# Start of ROWS
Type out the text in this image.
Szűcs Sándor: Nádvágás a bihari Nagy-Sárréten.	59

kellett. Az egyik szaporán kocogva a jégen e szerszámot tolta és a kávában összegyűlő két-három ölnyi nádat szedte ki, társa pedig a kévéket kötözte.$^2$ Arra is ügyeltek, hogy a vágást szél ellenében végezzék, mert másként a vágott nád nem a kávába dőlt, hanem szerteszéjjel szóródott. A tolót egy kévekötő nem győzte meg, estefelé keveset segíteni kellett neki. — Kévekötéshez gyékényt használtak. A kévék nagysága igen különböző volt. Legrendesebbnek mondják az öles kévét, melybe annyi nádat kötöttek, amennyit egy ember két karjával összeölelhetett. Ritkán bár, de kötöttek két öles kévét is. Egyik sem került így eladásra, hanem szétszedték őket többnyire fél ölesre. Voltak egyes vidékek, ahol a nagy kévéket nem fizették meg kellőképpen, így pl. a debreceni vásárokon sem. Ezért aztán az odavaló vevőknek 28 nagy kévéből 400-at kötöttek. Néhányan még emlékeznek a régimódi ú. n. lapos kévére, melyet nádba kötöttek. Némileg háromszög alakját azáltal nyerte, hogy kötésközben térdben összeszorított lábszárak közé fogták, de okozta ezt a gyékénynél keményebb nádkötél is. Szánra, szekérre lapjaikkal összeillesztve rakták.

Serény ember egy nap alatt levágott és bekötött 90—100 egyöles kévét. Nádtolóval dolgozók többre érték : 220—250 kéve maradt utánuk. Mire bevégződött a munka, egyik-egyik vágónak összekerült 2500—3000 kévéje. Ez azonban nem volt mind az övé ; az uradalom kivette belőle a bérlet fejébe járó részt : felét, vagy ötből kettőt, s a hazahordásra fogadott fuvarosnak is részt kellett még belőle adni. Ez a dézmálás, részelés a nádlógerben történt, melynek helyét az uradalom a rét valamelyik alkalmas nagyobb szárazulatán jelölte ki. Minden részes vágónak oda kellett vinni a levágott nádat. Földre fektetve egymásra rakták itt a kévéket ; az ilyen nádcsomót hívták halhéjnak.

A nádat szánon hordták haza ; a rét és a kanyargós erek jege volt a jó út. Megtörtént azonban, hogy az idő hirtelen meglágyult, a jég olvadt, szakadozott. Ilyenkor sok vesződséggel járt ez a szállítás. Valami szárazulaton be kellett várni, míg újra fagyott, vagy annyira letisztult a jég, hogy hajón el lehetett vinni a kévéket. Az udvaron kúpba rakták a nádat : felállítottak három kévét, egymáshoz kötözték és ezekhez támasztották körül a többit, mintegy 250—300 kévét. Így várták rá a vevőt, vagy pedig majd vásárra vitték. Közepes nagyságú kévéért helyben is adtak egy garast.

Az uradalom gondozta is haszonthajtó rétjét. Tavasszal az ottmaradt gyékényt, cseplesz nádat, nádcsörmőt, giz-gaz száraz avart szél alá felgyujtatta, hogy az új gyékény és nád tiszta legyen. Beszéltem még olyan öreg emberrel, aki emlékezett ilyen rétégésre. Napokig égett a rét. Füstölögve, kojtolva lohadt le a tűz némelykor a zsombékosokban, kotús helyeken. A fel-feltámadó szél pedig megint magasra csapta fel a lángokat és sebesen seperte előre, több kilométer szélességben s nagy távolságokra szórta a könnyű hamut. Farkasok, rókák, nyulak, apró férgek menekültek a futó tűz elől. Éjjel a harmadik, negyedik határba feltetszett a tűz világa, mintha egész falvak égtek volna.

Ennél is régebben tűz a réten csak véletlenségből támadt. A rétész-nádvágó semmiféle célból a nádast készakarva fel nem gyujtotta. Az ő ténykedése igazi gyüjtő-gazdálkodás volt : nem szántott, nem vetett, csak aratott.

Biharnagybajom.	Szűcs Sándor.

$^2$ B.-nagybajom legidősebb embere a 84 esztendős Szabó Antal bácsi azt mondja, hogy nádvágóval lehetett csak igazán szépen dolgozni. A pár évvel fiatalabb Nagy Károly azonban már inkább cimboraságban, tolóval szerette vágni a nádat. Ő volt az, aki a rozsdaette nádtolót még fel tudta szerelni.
# End of ROWS
TO DO.
Quote the listing in full, please, keeping every line exact.

EXPECTED ANSWER.
Type out the text in this image.
Szűcs Sándor: Nádvágás a bihari Nagy-Sárréten.	59

kellett. Az egyik szaporán kocogva a jégen e szerszámot tolta és a kávában összegyűlő két-három ölnyi nádat szedte ki, társa pedig a kévéket kötözte.$^2$ Arra is ügyeltek, hogy a vágást szél ellenében végezzék, mert másként a vágott nád nem a kávába dőlt, hanem szerteszéjjel szóródott. A tolót egy kévekötő nem győzte meg, estefelé keveset segíteni kellett neki. — Kévekötéshez gyékényt használtak. A kévék nagysága igen különböző volt. Legrendesebbnek mondják az öles kévét, melybe annyi nádat kötöttek, amennyit egy ember két karjával összeölelhetett. Ritkán bár, de kötöttek két öles kévét is. Egyik sem került így eladásra, hanem szétszedték őket többnyire fél ölesre. Voltak egyes vidékek, ahol a nagy kévéket nem fizették meg kellőképpen, így pl. a debreceni vásárokon sem. Ezért aztán az odavaló vevőknek 28 nagy kévéből 400-at kötöttek. Néhányan még emlékeznek a régimódi ú. n. lapos kévére, melyet nádba kötöttek. Némileg háromszög alakját azáltal nyerte, hogy kötésközben térdben összeszorított lábszárak közé fogták, de okozta ezt a gyékénynél keményebb nádkötél is. Szánra, szekérre lapjaikkal összeillesztve rakták.

Serény ember egy nap alatt levágott és bekötött 90—100 egyöles kévét. Nádtolóval dolgozók többre érték : 220—250 kéve maradt utánuk. Mire bevégződött a munka, egyik-egyik vágónak összekerült 2500—3000 kévéje. Ez azonban nem volt mind az övé ; az uradalom kivette belőle a bérlet fejébe járó részt : felét, vagy ötből kettőt, s a hazahordásra fogadott fuvarosnak is részt kellett még belőle adni. Ez a dézmálás, részelés a nádlógerben történt, melynek helyét az uradalom a rét valamelyik alkalmas nagyobb szárazulatán jelölte ki. Minden részes vágónak oda kellett vinni a levágott nádat. Földre fektetve egymásra rakták itt a kévéket ; az ilyen nádcsomót hívták halhéjnak.

A nádat szánon hordták haza ; a rét és a kanyargós erek jege volt a jó út. Megtörtént azonban, hogy az idő hirtelen meglágyult, a jég olvadt, szakadozott. Ilyenkor sok vesződséggel járt ez a szállítás. Valami szárazulaton be kellett várni, míg újra fagyott, vagy annyira letisztult a jég, hogy hajón el lehetett vinni a kévéket. Az udvaron kúpba rakták a nádat : felállítottak három kévét, egymáshoz kötözték és ezekhez támasztották körül a többit, mintegy 250—300 kévét. Így várták rá a vevőt, vagy pedig majd vásárra vitték. Közepes nagyságú kévéért helyben is adtak egy garast.

Az uradalom gondozta is haszonthajtó rétjét. Tavasszal az ottmaradt gyékényt, cseplesz nádat, nádcsörmőt, giz-gaz száraz avart szél alá felgyujtatta, hogy az új gyékény és nád tiszta legyen. Beszéltem még olyan öreg emberrel, aki emlékezett ilyen rétégésre. Napokig égett a rét. Füstölögve, kojtolva lohadt le a tűz némelykor a zsombékosokban, kotús helyeken. A fel-feltámadó szél pedig megint magasra csapta fel a lángokat és sebesen seperte előre, több kilométer szélességben s nagy távolságokra szórta a könnyű hamut. Farkasok, rókák, nyulak, apró férgek menekültek a futó tűz elől. Éjjel a harmadik, negyedik határba feltetszett a tűz világa, mintha egész falvak égtek volna.

Ennél is régebben tűz a réten csak véletlenségből támadt. A rétész-nádvágó semmiféle célból a nádast készakarva fel nem gyujtotta. Az ő ténykedése igazi gyüjtő-gazdálkodás volt : nem szántott, nem vetett, csak aratott.

Biharnagybajom.	Szűcs Sándor.

$^2$ B.-nagybajom legidősebb embere a 84 esztendős Szabó Antal bácsi azt mondja, hogy nádvágóval lehetett csak igazán szépen dolgozni. A pár évvel fiatalabb Nagy Károly azonban már inkább cimboraságban, tolóval szerette vágni a nádat. Ő volt az, aki a rozsdaette nádtolót még fel tudta szerelni.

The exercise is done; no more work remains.